Dataset excerpt =
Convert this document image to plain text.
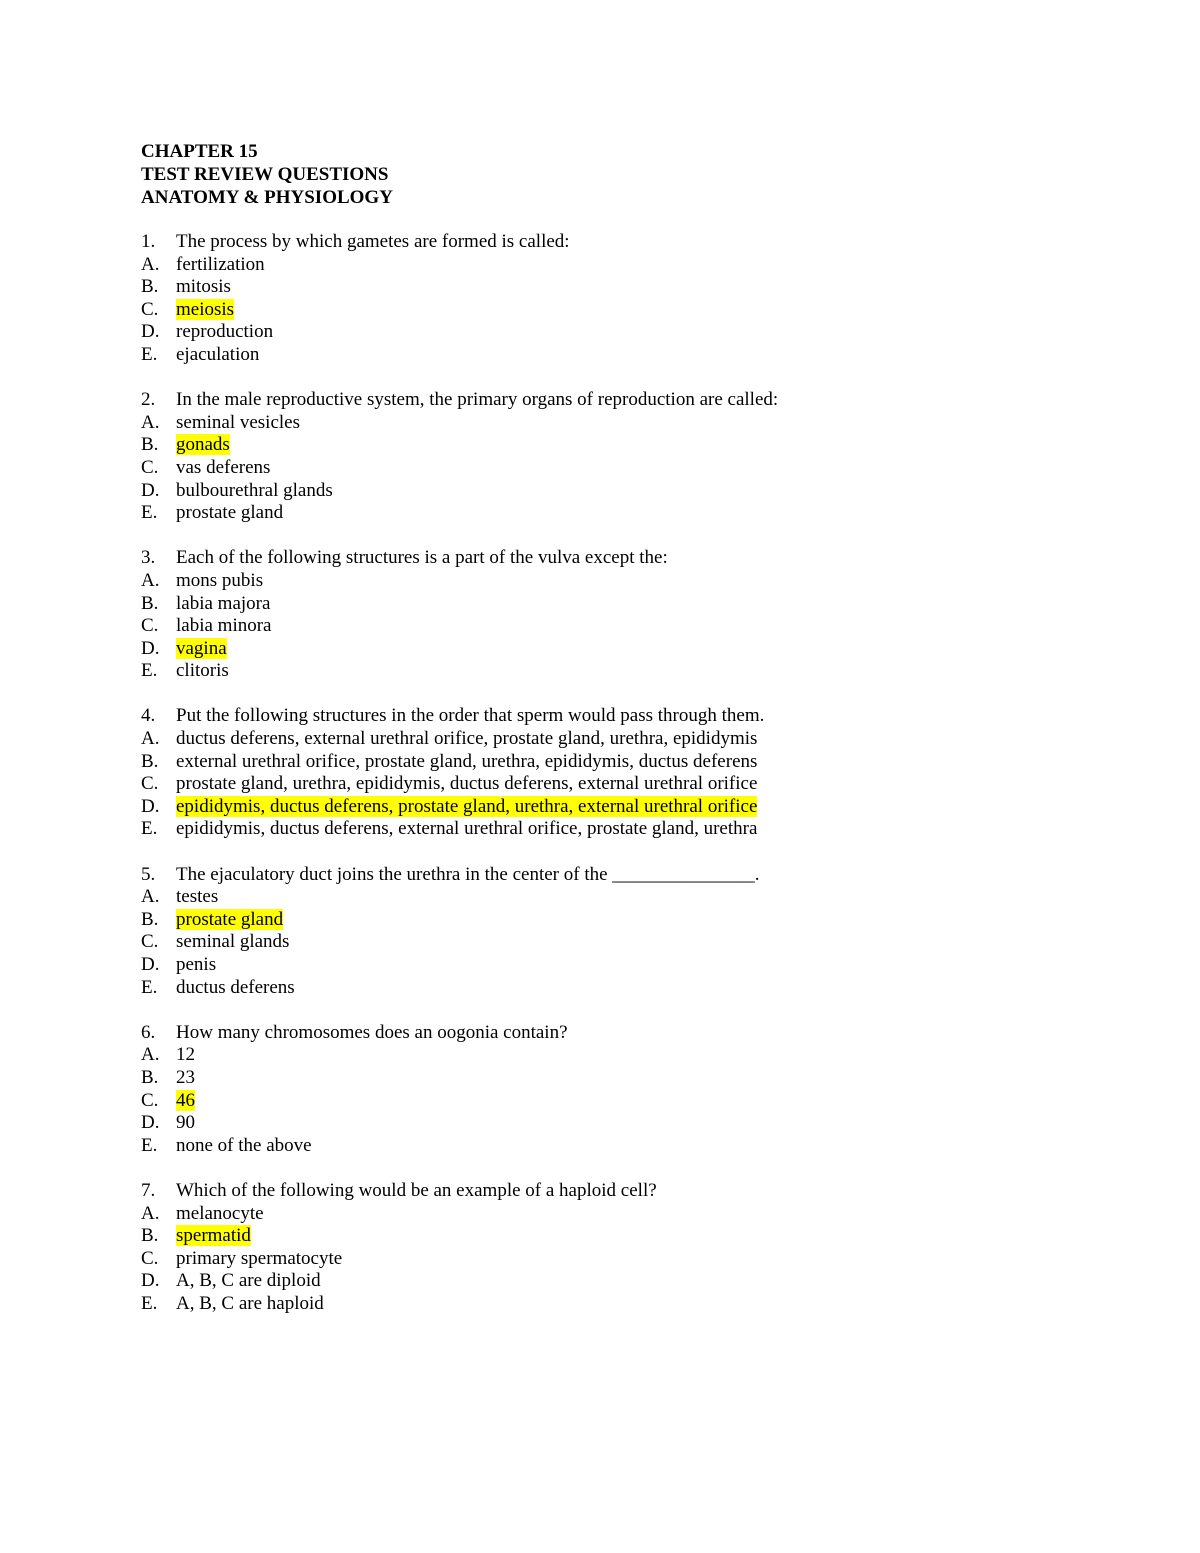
CHAPTER 15
TEST REVIEW QUESTIONS
ANATOMY & PHYSIOLOGY
1. The process by which gametes are formed is called:
A. fertilization
B. mitosis
C. meiosis
D. reproduction
E. ejaculation
2. In the male reproductive system, the primary organs of reproduction are called:
A. seminal vesicles
B. gonads
C. vas deferens
D. bulbourethral glands
E. prostate gland
3. Each of the following structures is a part of the vulva except the:
A. mons pubis
B. labia majora
C. labia minora
D. vagina
E. clitoris
4. Put the following structures in the order that sperm would pass through them.
A. ductus deferens, external urethral orifice, prostate gland, urethra, epididymis
B. external urethral orifice, prostate gland, urethra, epididymis, ductus deferens
C. prostate gland, urethra, epididymis, ductus deferens, external urethral orifice
D. epididymis, ductus deferens, prostate gland, urethra, external urethral orifice
E. epididymis, ductus deferens, external urethral orifice, prostate gland, urethra
5. The ejaculatory duct joins the urethra in the center of the _______________.
A. testes
B. prostate gland
C. seminal glands
D. penis
E. ductus deferens
6. How many chromosomes does an oogonia contain?
A. 12
B. 23
C. 46
D. 90
E. none of the above
7. Which of the following would be an example of a haploid cell?
A. melanocyte
B. spermatid
C. primary spermatocyte
D. A, B, C are diploid
E. A, B, C are haploid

BRIEF =
Copy each line from the records above that includes the string "prostate".

FINISHED TASK =
E. prostate gland
A. ductus deferens, external urethral orifice, prostate gland, urethra, epididymis
B. external urethral orifice, prostate gland, urethra, epididymis, ductus deferens
C. prostate gland, urethra, epididymis, ductus deferens, external urethral orifice
D. epididymis, ductus deferens, prostate gland, urethra, external urethral orifice
E. epididymis, ductus deferens, external urethral orifice, prostate gland, urethra
B. prostate gland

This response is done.